> Work to complete: Extract all lines that hold "will" from the records below.
◇ ◇ ◇
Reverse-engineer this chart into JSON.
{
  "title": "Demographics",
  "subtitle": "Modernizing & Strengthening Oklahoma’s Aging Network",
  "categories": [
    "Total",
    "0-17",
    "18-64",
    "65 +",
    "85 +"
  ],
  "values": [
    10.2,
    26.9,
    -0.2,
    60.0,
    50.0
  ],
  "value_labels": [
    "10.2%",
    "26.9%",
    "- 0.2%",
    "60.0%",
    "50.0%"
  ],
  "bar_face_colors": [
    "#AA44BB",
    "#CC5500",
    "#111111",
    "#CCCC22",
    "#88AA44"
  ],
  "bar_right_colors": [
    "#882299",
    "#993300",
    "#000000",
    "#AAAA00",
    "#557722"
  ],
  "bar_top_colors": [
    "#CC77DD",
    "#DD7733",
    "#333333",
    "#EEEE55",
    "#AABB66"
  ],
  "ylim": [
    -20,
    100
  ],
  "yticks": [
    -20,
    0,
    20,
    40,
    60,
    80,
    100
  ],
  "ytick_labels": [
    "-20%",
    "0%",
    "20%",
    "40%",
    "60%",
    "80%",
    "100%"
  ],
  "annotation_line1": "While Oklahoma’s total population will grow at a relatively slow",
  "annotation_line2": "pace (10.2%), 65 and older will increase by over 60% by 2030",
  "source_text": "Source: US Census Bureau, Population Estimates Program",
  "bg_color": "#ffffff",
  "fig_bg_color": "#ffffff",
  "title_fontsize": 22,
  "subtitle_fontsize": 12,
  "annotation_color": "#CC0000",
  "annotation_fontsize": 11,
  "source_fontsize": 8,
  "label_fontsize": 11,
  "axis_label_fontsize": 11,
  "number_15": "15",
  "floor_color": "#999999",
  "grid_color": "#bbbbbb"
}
◇ ◇ ◇
> Answer for this exercise:
  "annotation_line1": "While Oklahoma’s total population will grow at a relatively slow",
  "annotation_line2": "pace (10.2%), 65 and older will increase by over 60% by 2030",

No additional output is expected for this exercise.